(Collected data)
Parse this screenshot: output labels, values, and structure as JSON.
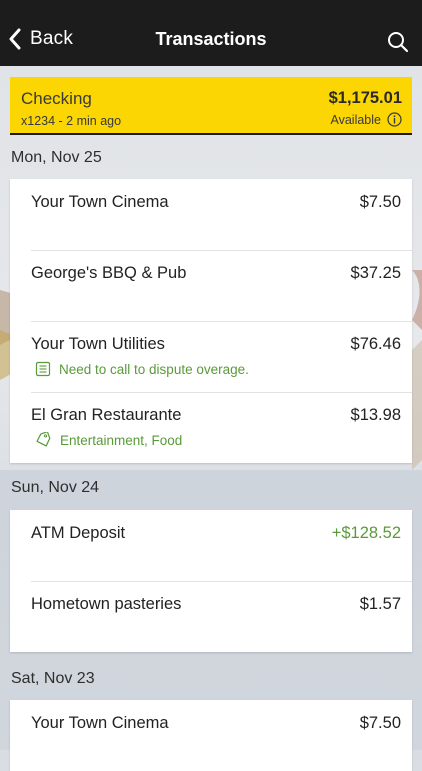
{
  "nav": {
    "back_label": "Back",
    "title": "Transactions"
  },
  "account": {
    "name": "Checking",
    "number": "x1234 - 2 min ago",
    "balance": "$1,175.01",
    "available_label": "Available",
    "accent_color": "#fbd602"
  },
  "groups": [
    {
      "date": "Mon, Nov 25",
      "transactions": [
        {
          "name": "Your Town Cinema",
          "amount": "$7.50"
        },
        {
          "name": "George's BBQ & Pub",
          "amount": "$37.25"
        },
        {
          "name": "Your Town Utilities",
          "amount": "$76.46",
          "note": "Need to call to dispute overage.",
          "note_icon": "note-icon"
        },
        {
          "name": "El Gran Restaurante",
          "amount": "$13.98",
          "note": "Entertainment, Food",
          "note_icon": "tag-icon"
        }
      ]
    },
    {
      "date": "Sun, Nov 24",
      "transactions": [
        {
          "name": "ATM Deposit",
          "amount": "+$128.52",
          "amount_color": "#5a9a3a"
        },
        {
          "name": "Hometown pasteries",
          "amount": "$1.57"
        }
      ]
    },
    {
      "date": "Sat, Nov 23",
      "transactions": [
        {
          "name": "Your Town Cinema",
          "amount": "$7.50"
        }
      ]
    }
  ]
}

* _GIVEN TASK_: Transcribe all of the material exactly, leaving out whatever pictures it contains.

* _RESPONSE_:
Parse this screenshot: output labels, values, and structure as JSON.
{
  "nav": {
    "back_label": "Back",
    "title": "Transactions"
  },
  "account": {
    "name": "Checking",
    "number": "x1234 - 2 min ago",
    "balance": "$1,175.01",
    "available_label": "Available",
    "accent_color": "#fbd602"
  },
  "groups": [
    {
      "date": "Mon, Nov 25",
      "transactions": [
        {
          "name": "Your Town Cinema",
          "amount": "$7.50"
        },
        {
          "name": "George's BBQ & Pub",
          "amount": "$37.25"
        },
        {
          "name": "Your Town Utilities",
          "amount": "$76.46",
          "note": "Need to call to dispute overage.",
          "note_icon": "note-icon"
        },
        {
          "name": "El Gran Restaurante",
          "amount": "$13.98",
          "note": "Entertainment, Food",
          "note_icon": "tag-icon"
        }
      ]
    },
    {
      "date": "Sun, Nov 24",
      "transactions": [
        {
          "name": "ATM Deposit",
          "amount": "+$128.52",
          "amount_color": "#5a9a3a"
        },
        {
          "name": "Hometown pasteries",
          "amount": "$1.57"
        }
      ]
    },
    {
      "date": "Sat, Nov 23",
      "transactions": [
        {
          "name": "Your Town Cinema",
          "amount": "$7.50"
        }
      ]
    }
  ]
}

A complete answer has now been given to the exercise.